# RECORDED DATA:
————

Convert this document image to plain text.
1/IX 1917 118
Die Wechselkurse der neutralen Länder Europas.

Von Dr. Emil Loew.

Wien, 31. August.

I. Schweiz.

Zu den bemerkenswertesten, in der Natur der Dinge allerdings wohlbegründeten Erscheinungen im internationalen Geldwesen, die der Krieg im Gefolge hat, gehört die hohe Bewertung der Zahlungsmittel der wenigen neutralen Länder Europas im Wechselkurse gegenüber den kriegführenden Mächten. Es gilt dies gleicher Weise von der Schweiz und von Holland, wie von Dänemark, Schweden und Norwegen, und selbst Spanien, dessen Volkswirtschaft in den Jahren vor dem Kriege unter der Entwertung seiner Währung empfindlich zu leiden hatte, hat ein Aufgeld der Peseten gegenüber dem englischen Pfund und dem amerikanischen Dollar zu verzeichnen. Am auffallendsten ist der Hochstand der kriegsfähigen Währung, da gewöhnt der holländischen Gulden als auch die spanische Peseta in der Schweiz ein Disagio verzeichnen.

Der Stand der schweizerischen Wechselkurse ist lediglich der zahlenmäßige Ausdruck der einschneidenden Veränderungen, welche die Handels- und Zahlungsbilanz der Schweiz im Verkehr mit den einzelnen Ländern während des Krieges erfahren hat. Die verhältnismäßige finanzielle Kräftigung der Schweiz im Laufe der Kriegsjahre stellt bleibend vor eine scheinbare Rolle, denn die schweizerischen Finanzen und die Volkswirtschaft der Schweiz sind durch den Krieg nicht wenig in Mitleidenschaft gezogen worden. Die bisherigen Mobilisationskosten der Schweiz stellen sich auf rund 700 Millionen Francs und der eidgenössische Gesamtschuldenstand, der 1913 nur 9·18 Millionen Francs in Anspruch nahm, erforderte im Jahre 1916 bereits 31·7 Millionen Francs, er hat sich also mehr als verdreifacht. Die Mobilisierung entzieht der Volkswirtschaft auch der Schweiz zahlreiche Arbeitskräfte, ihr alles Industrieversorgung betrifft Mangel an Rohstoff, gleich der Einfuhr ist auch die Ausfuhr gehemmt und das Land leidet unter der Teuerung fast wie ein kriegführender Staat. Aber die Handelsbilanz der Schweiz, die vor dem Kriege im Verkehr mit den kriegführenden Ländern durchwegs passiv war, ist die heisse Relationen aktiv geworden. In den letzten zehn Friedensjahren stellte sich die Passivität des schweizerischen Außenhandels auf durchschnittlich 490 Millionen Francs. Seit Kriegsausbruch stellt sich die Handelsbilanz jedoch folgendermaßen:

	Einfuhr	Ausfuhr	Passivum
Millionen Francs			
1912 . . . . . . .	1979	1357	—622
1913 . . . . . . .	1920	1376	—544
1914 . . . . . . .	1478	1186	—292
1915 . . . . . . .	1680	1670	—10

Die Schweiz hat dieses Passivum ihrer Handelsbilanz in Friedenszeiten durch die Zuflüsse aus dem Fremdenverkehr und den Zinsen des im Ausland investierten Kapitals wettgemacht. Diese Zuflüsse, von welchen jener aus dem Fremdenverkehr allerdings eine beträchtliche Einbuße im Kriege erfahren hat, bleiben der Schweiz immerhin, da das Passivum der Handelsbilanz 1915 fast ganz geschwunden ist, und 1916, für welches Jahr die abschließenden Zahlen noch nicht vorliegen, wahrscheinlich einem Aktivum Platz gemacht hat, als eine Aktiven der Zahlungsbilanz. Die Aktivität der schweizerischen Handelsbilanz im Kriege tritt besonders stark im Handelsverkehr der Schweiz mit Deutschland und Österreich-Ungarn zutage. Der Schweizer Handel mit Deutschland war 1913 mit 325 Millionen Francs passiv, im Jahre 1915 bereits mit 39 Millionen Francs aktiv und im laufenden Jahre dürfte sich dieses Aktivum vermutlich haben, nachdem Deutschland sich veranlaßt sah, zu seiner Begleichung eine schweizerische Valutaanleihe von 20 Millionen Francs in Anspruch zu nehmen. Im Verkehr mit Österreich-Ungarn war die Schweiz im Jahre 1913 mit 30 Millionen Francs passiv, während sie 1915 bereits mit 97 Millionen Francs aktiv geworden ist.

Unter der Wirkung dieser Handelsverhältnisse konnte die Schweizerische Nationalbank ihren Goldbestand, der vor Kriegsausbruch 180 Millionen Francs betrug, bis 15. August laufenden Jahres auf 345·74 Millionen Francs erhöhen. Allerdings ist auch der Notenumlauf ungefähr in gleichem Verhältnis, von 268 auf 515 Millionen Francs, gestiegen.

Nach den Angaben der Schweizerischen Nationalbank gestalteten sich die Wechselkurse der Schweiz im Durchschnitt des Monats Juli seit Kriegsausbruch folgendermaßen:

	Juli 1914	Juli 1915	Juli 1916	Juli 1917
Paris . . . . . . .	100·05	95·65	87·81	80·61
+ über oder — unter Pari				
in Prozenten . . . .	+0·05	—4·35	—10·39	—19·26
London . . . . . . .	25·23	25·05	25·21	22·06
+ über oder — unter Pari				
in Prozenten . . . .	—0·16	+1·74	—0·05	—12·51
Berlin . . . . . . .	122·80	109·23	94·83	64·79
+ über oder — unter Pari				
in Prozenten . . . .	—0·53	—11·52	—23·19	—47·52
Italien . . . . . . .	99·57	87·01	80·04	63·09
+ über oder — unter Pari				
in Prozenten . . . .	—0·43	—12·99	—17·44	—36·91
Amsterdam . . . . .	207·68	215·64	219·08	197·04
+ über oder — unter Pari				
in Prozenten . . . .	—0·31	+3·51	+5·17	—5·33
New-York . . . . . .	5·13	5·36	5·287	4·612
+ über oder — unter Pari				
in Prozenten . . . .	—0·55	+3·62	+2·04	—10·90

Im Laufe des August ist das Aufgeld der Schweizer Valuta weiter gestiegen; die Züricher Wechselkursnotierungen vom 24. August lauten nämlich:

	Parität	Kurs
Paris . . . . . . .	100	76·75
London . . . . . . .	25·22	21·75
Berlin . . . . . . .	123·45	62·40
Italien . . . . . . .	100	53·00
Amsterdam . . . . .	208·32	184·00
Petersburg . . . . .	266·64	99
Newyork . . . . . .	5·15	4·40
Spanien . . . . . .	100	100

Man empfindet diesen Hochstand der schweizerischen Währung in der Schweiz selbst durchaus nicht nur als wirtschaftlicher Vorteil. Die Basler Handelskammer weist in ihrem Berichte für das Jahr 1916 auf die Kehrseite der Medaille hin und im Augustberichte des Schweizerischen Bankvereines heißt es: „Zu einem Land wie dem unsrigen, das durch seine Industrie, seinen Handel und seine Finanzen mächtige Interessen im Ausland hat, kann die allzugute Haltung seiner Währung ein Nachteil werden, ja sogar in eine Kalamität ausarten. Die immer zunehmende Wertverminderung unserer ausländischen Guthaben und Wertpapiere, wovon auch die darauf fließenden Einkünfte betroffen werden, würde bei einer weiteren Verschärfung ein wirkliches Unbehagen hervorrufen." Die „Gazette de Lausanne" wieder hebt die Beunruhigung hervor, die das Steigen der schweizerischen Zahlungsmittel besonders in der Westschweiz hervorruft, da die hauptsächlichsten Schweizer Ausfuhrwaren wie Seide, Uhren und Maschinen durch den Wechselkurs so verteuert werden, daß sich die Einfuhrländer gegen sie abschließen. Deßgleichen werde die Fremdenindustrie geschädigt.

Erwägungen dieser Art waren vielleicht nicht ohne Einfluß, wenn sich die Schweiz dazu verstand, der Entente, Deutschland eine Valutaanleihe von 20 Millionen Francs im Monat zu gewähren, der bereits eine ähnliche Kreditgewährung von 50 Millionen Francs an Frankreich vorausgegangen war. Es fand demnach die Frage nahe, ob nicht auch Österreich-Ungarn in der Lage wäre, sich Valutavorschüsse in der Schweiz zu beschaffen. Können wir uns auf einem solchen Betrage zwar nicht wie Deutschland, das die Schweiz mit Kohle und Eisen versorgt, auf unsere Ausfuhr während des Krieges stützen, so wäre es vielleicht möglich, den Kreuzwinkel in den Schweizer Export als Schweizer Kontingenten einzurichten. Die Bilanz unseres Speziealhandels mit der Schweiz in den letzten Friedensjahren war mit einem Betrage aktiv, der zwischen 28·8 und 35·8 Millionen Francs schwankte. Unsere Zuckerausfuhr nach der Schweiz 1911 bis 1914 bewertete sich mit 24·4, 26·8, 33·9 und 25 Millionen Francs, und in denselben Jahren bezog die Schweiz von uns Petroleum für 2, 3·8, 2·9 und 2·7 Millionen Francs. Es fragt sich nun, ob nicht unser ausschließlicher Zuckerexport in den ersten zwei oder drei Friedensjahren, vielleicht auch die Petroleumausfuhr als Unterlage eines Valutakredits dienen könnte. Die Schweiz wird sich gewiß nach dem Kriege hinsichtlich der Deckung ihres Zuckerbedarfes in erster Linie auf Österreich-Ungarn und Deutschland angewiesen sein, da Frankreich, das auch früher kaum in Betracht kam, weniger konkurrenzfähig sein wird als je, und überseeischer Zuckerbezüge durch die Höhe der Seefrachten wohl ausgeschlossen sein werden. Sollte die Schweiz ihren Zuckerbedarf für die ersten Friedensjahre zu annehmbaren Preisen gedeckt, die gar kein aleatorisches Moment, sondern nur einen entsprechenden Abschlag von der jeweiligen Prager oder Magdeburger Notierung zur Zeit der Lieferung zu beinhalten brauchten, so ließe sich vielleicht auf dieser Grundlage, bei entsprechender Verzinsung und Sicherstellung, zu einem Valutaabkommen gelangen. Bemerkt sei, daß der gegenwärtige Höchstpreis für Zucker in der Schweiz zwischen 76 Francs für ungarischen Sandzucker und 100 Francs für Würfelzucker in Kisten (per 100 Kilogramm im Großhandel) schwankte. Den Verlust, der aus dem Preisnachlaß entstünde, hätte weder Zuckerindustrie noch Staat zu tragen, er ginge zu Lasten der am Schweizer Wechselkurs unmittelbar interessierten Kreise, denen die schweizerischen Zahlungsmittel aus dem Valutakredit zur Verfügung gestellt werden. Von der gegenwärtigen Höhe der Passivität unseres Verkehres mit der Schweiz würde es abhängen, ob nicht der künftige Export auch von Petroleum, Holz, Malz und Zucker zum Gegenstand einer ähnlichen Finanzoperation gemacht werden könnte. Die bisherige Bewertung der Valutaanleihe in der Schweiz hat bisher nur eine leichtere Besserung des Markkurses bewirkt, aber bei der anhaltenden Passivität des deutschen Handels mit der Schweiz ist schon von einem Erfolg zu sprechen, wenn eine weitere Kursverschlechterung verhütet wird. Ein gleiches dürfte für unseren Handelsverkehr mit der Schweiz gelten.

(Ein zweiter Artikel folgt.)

————

# DIRECTIVE:
In the material above, find the lines that contain "Prozenten" and show them.

# TASK RESPONSE:
in Prozenten . . . .	+0·05	—4·35	—10·39	—19·26
in Prozenten . . . .	—0·16	+1·74	—0·05	—12·51
in Prozenten . . . .	—0·53	—11·52	—23·19	—47·52
in Prozenten . . . .	—0·43	—12·99	—17·44	—36·91
in Prozenten . . . .	—0·31	+3·51	+5·17	—5·33
in Prozenten . . . .	—0·55	+3·62	+2·04	—10·90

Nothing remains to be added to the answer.